PROVIDED ENTRIES »
════════════════

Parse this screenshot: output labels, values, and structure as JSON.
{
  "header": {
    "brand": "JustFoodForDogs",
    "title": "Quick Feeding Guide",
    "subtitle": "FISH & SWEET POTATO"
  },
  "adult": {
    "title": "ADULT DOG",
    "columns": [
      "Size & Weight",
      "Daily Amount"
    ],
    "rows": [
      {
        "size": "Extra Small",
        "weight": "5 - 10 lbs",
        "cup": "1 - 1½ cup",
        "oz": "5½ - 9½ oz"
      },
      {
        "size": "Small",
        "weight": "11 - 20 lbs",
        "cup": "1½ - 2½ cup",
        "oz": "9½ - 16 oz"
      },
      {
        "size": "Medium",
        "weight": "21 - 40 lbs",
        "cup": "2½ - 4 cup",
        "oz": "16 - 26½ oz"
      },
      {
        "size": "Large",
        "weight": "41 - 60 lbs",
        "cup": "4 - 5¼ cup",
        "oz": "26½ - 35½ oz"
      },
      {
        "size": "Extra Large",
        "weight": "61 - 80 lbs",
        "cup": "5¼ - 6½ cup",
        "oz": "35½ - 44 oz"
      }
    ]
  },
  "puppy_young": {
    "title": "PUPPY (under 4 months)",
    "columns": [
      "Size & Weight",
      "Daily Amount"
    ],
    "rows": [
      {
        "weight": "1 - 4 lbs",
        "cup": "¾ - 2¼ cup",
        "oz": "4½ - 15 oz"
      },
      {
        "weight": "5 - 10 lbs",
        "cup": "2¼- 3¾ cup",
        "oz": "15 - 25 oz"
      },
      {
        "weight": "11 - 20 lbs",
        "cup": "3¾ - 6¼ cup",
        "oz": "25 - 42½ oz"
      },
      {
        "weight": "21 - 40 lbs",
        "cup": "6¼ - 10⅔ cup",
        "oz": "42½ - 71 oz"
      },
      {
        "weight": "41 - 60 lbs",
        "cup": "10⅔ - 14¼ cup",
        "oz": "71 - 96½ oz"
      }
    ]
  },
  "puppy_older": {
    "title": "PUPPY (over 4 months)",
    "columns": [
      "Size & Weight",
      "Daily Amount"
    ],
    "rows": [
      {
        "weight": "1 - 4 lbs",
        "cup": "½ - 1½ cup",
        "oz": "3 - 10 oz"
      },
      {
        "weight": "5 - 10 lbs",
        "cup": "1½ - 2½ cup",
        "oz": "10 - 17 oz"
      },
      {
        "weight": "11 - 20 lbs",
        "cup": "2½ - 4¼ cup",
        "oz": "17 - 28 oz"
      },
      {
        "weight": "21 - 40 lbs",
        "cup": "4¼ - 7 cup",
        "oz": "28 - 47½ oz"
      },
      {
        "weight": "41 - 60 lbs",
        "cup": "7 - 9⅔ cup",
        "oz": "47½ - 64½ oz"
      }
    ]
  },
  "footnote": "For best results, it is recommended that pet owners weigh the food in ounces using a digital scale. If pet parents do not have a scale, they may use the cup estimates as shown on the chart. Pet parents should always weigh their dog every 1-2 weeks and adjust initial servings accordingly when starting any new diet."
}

════════════════

SET TASK »
Write out all of the records above exactly as they appear.

FULL RESPONSE »
Parse this screenshot: output labels, values, and structure as JSON.
{
  "header": {
    "brand": "JustFoodForDogs",
    "title": "Quick Feeding Guide",
    "subtitle": "FISH & SWEET POTATO"
  },
  "adult": {
    "title": "ADULT DOG",
    "columns": [
      "Size & Weight",
      "Daily Amount"
    ],
    "rows": [
      {
        "size": "Extra Small",
        "weight": "5 - 10 lbs",
        "cup": "1 - 1½ cup",
        "oz": "5½ - 9½ oz"
      },
      {
        "size": "Small",
        "weight": "11 - 20 lbs",
        "cup": "1½ - 2½ cup",
        "oz": "9½ - 16 oz"
      },
      {
        "size": "Medium",
        "weight": "21 - 40 lbs",
        "cup": "2½ - 4 cup",
        "oz": "16 - 26½ oz"
      },
      {
        "size": "Large",
        "weight": "41 - 60 lbs",
        "cup": "4 - 5¼ cup",
        "oz": "26½ - 35½ oz"
      },
      {
        "size": "Extra Large",
        "weight": "61 - 80 lbs",
        "cup": "5¼ - 6½ cup",
        "oz": "35½ - 44 oz"
      }
    ]
  },
  "puppy_young": {
    "title": "PUPPY (under 4 months)",
    "columns": [
      "Size & Weight",
      "Daily Amount"
    ],
    "rows": [
      {
        "weight": "1 - 4 lbs",
        "cup": "¾ - 2¼ cup",
        "oz": "4½ - 15 oz"
      },
      {
        "weight": "5 - 10 lbs",
        "cup": "2¼- 3¾ cup",
        "oz": "15 - 25 oz"
      },
      {
        "weight": "11 - 20 lbs",
        "cup": "3¾ - 6¼ cup",
        "oz": "25 - 42½ oz"
      },
      {
        "weight": "21 - 40 lbs",
        "cup": "6¼ - 10⅔ cup",
        "oz": "42½ - 71 oz"
      },
      {
        "weight": "41 - 60 lbs",
        "cup": "10⅔ - 14¼ cup",
        "oz": "71 - 96½ oz"
      }
    ]
  },
  "puppy_older": {
    "title": "PUPPY (over 4 months)",
    "columns": [
      "Size & Weight",
      "Daily Amount"
    ],
    "rows": [
      {
        "weight": "1 - 4 lbs",
        "cup": "½ - 1½ cup",
        "oz": "3 - 10 oz"
      },
      {
        "weight": "5 - 10 lbs",
        "cup": "1½ - 2½ cup",
        "oz": "10 - 17 oz"
      },
      {
        "weight": "11 - 20 lbs",
        "cup": "2½ - 4¼ cup",
        "oz": "17 - 28 oz"
      },
      {
        "weight": "21 - 40 lbs",
        "cup": "4¼ - 7 cup",
        "oz": "28 - 47½ oz"
      },
      {
        "weight": "41 - 60 lbs",
        "cup": "7 - 9⅔ cup",
        "oz": "47½ - 64½ oz"
      }
    ]
  },
  "footnote": "For best results, it is recommended that pet owners weigh the food in ounces using a digital scale. If pet parents do not have a scale, they may use the cup estimates as shown on the chart. Pet parents should always weigh their dog every 1-2 weeks and adjust initial servings accordingly when starting any new diet."
}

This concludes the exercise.